*Instruction*
Return only the count of lines in which the word "ylabel" appears.
■ ■ ■ ■ ■
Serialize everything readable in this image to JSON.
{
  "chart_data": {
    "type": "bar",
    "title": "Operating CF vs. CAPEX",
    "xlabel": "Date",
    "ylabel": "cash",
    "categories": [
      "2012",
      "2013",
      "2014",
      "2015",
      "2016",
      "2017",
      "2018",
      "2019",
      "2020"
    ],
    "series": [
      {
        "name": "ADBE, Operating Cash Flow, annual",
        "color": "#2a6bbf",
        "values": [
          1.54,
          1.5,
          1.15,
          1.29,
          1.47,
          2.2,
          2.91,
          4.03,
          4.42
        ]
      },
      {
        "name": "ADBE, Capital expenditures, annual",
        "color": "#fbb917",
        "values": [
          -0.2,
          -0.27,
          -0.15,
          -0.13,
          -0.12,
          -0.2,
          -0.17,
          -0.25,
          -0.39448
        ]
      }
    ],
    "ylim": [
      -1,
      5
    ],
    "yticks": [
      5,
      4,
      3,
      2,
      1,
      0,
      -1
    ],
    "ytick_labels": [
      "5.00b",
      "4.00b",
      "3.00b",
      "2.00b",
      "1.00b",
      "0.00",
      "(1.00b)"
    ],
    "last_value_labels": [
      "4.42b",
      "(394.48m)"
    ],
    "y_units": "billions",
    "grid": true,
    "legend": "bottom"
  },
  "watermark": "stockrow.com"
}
■ ■ ■ ■ ■
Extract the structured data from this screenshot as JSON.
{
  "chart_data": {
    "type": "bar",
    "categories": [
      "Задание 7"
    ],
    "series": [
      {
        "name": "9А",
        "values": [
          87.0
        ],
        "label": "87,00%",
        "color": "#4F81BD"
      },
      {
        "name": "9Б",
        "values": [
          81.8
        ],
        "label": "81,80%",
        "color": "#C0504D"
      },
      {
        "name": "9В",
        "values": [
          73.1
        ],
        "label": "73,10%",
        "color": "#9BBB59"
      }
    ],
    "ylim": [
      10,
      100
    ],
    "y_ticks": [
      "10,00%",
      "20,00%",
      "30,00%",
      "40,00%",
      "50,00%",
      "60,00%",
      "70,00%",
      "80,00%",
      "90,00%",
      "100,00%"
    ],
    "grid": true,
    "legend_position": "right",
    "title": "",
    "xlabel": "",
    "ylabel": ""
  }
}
■ ■ ■ ■ ■
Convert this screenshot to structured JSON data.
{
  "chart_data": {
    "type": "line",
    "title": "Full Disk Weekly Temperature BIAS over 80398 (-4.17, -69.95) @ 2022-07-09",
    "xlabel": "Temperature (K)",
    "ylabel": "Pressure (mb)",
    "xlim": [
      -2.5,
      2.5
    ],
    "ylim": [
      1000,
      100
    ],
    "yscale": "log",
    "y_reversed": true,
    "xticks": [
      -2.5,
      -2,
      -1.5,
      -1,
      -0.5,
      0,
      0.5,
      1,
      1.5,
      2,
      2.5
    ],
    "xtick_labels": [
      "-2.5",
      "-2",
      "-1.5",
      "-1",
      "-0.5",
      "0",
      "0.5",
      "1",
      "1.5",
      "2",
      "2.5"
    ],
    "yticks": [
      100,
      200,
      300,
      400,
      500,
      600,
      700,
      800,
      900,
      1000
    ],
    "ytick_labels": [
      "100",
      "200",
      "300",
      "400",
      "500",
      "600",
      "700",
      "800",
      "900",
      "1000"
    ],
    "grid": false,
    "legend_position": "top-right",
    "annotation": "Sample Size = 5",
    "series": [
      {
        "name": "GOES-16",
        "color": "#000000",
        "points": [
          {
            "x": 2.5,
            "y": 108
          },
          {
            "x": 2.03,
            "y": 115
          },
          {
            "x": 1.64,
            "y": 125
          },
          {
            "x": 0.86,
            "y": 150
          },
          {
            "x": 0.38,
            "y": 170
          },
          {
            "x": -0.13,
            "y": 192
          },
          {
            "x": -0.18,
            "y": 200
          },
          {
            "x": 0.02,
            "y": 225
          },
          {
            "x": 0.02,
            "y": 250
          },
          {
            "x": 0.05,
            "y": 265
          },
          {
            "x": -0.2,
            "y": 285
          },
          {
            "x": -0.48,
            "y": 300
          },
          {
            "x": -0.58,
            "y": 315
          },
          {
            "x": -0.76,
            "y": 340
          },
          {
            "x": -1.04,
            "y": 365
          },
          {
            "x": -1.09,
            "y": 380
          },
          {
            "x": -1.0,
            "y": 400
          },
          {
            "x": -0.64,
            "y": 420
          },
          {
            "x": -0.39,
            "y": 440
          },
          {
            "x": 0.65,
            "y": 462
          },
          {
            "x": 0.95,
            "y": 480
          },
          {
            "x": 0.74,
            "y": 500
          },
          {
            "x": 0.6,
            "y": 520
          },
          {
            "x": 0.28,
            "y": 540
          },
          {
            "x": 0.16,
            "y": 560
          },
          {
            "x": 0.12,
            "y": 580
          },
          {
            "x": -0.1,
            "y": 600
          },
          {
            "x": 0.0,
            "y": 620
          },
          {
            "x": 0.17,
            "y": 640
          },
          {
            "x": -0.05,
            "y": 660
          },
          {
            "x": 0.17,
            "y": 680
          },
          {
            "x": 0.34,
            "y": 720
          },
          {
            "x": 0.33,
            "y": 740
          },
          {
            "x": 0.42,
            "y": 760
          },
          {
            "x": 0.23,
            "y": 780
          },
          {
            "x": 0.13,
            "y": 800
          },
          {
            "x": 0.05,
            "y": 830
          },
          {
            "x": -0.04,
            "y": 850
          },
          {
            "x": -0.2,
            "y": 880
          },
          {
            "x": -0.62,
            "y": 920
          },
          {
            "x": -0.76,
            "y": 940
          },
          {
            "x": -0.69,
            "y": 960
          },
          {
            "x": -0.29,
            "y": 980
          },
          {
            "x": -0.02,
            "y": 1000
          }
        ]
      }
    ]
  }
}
■ ■ ■ ■ ■
*Reply*
3